What this task involves: Go over the listing below line by line and tally those containing "color". Give only the tally.

(Figure contents as structured data)
⁂
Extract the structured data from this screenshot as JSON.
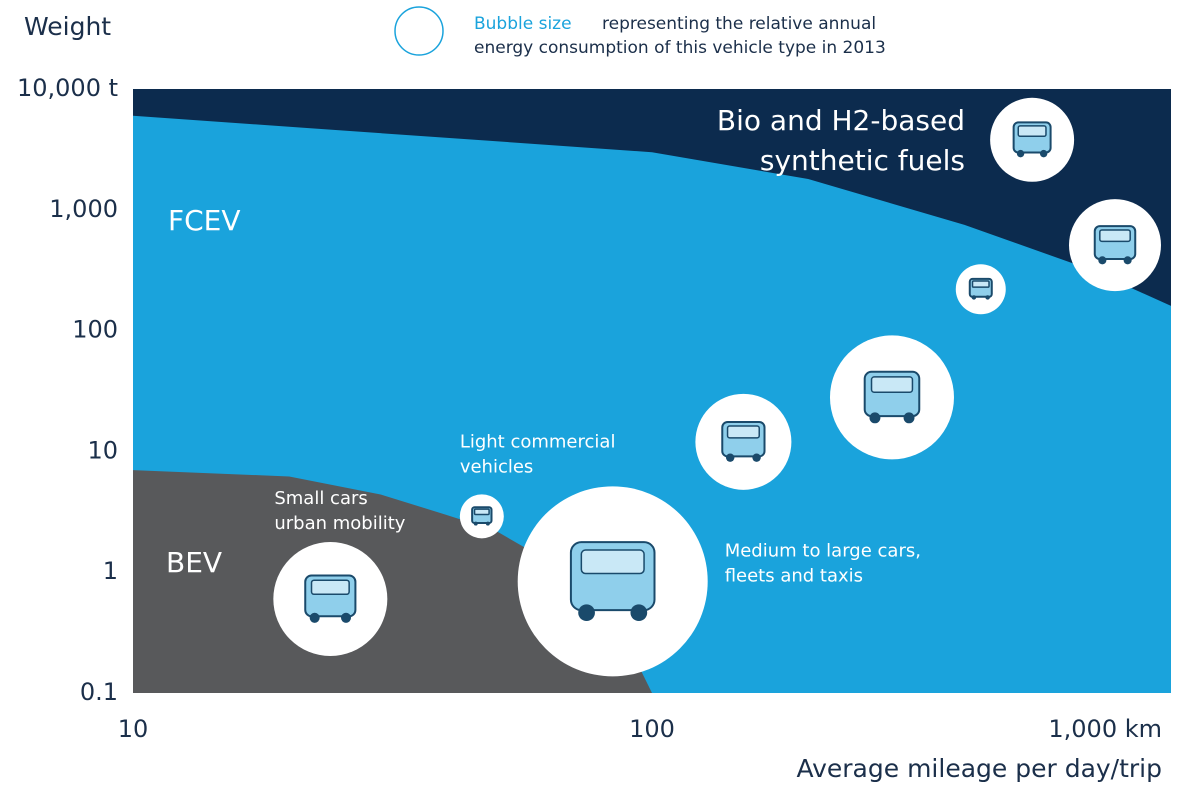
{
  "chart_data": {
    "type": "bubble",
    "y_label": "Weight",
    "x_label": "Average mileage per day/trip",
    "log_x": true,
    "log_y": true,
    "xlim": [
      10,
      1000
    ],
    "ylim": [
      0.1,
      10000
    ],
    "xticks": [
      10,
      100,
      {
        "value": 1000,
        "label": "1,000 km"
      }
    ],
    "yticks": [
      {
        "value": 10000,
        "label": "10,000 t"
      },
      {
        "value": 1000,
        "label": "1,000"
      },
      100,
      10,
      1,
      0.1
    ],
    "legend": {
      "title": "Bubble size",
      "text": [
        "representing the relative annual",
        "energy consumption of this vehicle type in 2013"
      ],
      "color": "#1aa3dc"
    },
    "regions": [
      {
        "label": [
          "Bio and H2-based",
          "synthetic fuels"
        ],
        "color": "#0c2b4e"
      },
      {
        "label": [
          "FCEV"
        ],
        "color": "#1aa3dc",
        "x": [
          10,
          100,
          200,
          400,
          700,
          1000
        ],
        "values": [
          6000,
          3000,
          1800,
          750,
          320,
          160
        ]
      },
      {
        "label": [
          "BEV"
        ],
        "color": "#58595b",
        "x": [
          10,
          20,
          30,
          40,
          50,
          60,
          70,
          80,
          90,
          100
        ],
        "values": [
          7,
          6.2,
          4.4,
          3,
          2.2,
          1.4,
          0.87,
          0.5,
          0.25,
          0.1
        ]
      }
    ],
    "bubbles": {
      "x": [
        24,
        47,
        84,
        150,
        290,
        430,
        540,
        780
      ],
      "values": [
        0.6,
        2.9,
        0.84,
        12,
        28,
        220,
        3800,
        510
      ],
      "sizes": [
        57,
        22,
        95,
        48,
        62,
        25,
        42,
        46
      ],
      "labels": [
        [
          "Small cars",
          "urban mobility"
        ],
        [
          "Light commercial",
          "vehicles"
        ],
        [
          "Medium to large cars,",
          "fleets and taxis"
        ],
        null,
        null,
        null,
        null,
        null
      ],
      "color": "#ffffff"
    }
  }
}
⁂
Exercise solution: 5